--- Information shown ---
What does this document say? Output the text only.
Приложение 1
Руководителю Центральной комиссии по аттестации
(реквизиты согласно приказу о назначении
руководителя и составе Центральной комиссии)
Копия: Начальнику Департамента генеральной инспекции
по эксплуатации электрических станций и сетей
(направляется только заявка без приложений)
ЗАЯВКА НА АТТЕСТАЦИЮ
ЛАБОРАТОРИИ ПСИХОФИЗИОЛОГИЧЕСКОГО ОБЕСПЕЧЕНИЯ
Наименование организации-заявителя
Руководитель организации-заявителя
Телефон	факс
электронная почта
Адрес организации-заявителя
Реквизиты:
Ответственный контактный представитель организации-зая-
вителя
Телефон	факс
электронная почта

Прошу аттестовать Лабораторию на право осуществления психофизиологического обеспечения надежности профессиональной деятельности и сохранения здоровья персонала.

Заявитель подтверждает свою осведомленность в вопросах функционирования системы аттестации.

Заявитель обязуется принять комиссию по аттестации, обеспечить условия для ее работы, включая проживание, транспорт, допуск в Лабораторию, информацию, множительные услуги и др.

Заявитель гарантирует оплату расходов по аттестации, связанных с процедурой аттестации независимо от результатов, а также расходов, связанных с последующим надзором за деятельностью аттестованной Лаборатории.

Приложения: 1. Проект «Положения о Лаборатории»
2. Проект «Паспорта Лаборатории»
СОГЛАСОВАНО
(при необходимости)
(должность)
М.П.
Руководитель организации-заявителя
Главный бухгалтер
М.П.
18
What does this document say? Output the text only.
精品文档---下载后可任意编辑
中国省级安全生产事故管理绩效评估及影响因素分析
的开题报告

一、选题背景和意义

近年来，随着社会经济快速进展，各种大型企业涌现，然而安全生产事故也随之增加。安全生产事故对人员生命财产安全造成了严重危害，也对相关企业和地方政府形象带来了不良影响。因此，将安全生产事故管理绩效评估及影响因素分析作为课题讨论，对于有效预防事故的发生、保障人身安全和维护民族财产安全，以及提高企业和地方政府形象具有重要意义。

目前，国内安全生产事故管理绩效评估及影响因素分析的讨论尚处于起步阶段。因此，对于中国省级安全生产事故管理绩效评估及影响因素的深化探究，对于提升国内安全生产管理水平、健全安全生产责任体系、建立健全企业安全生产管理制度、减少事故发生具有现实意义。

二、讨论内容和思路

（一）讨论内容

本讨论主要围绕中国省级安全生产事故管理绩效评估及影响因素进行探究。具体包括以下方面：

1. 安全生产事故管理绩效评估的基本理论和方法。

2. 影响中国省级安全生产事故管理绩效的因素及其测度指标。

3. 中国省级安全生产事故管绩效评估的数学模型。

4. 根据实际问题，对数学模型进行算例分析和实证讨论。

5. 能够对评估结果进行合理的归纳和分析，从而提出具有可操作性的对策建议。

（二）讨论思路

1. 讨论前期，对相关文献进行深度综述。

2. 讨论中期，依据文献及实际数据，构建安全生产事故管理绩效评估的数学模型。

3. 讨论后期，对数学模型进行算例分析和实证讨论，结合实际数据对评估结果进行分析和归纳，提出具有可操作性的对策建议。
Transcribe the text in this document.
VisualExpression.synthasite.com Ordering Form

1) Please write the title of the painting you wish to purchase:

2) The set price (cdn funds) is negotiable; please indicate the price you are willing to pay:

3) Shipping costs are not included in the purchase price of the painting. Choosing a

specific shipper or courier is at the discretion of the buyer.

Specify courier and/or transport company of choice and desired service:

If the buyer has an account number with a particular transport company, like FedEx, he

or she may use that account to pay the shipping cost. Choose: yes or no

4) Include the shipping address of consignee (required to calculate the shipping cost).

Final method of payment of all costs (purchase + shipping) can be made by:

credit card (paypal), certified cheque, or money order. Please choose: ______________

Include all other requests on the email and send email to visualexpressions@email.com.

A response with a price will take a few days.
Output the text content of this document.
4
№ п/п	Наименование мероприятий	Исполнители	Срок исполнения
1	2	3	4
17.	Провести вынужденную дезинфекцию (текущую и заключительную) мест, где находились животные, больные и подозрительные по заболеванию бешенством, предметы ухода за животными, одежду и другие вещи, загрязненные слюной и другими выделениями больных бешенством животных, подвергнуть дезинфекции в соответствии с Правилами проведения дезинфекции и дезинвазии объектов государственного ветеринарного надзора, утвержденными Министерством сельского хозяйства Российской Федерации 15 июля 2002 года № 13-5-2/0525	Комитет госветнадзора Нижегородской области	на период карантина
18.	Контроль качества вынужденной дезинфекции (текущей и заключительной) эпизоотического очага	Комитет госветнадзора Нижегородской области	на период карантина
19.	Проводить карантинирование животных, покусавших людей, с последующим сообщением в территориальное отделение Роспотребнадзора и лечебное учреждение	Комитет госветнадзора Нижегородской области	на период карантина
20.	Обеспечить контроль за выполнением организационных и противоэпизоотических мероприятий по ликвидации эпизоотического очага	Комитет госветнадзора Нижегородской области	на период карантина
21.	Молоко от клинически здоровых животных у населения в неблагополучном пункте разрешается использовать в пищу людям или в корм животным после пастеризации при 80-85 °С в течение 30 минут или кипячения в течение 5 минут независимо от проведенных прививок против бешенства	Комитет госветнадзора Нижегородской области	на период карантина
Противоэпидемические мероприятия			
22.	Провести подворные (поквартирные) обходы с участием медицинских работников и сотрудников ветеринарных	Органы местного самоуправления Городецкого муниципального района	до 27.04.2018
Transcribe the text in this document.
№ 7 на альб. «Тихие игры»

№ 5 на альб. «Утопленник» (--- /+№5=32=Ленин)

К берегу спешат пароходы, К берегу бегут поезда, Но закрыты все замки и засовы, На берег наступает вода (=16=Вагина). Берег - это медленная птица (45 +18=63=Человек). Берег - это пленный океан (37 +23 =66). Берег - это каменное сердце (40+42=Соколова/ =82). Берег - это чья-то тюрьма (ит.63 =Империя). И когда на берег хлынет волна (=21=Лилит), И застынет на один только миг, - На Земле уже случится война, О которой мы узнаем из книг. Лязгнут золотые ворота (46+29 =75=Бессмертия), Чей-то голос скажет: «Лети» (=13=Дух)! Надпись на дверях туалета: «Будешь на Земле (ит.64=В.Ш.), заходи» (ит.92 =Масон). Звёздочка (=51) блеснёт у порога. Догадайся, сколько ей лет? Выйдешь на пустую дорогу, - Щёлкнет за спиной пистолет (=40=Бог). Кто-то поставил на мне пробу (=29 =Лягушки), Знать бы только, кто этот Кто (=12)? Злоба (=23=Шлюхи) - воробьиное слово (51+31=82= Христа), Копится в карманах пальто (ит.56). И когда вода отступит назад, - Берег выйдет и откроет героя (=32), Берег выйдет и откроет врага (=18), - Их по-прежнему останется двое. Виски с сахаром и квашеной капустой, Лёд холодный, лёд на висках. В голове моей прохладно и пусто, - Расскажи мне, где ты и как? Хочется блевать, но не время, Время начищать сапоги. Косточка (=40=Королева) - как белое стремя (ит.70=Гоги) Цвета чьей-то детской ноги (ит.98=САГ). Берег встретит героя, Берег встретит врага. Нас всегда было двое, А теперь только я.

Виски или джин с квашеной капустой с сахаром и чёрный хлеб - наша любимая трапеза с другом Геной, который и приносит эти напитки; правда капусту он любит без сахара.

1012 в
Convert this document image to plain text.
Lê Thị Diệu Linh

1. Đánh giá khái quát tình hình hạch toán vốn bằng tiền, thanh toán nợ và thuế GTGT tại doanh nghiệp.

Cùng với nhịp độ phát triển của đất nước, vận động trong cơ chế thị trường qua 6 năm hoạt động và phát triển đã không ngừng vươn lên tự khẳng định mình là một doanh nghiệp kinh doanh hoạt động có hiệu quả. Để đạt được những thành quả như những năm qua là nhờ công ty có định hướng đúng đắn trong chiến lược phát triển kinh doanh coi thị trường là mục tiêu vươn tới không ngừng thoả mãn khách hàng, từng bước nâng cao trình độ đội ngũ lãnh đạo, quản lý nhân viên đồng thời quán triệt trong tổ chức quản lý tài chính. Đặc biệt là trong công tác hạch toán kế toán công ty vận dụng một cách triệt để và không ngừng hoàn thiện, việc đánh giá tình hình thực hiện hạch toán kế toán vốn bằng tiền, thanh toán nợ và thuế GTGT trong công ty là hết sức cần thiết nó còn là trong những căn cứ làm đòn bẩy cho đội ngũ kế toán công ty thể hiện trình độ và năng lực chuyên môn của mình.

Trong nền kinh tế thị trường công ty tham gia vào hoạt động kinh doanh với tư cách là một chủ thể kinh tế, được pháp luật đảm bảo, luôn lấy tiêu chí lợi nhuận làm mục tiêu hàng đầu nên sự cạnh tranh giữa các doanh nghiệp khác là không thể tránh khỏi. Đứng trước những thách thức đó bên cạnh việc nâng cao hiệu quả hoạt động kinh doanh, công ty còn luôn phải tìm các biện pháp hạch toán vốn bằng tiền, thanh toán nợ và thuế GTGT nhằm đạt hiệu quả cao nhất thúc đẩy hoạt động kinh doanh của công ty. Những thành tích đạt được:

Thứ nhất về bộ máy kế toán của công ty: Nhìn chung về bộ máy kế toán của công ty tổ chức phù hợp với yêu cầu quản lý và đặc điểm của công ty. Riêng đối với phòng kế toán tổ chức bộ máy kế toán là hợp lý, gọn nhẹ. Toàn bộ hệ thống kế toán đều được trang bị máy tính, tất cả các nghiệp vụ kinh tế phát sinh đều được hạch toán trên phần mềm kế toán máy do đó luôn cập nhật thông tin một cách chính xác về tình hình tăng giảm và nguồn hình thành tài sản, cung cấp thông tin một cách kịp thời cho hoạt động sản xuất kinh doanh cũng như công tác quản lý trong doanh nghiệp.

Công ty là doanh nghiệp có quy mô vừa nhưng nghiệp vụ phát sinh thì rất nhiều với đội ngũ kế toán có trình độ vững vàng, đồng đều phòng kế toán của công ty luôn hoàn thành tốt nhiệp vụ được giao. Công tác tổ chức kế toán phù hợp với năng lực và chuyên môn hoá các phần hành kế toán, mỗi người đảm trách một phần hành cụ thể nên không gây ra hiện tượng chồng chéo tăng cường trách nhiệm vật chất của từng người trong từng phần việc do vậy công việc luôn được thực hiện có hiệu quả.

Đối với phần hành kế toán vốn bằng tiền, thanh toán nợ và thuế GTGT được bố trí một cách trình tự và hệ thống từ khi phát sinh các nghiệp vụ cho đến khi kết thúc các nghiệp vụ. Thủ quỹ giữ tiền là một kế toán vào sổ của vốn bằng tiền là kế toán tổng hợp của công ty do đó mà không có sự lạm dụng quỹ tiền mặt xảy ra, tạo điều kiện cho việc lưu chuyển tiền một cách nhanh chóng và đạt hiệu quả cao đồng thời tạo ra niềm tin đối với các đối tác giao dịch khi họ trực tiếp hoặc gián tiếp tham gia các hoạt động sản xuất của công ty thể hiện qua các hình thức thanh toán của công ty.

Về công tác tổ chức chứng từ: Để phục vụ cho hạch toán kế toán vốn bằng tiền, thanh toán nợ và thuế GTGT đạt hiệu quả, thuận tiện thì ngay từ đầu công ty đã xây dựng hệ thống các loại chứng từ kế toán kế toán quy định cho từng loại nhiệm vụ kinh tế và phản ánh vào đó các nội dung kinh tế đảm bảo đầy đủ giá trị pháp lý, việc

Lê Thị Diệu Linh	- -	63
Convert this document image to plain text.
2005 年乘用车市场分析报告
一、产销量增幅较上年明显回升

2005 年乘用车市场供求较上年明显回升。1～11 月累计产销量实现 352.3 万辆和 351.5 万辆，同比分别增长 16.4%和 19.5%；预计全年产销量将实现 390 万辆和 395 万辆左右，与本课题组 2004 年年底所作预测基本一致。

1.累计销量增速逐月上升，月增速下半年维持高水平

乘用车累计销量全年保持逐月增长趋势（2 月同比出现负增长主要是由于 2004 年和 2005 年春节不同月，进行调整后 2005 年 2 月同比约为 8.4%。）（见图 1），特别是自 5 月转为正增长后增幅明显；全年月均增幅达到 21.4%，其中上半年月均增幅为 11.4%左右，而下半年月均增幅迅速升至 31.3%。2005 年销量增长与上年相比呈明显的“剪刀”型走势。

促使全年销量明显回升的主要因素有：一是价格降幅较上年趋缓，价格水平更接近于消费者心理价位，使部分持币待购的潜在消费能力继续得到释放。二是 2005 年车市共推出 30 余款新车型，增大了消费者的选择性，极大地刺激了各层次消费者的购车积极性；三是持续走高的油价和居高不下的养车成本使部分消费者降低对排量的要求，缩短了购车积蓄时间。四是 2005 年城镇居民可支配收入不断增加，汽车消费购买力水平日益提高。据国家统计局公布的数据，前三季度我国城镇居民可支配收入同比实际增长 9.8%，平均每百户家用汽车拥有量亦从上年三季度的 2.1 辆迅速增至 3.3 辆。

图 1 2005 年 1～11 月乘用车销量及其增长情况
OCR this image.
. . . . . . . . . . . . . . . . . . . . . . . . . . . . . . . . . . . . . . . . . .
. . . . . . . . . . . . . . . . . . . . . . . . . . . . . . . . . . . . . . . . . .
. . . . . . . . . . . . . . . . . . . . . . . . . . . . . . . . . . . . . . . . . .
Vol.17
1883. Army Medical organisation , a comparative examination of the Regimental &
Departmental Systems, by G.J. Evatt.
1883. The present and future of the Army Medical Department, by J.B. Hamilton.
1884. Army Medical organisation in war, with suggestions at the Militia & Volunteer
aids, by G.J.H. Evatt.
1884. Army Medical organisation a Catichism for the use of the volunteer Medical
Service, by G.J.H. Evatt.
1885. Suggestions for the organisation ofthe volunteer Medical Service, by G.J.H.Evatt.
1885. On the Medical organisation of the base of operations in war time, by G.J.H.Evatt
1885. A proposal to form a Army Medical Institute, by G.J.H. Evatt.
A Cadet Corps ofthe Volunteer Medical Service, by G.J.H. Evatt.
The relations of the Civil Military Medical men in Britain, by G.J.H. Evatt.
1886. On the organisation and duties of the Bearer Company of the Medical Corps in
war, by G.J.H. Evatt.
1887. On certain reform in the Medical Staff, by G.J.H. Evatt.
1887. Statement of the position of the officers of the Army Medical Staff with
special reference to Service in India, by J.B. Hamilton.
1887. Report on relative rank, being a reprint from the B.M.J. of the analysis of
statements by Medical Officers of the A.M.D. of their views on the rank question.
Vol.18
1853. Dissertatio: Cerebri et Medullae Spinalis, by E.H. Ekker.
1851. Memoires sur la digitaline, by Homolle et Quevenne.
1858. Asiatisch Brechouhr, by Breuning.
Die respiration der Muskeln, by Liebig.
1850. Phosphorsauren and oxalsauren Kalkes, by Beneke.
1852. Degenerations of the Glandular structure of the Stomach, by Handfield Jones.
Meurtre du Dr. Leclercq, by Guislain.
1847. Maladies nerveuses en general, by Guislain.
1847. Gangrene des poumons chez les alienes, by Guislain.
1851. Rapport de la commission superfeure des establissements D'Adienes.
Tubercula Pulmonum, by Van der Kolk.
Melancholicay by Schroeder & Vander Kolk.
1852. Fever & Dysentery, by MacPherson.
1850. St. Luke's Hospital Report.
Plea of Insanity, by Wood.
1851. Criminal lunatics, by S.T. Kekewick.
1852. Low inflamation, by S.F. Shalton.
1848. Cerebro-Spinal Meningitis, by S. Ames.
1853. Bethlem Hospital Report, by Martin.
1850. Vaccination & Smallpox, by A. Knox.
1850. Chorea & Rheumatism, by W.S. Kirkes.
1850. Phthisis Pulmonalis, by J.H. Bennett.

--- Task description ---
Pull out every line in the data above that has the word "Проект".

--- Exercise response ---
Приложения: 1. Проект «Положения о Лаборатории»
2. Проект «Паспорта Лаборатории»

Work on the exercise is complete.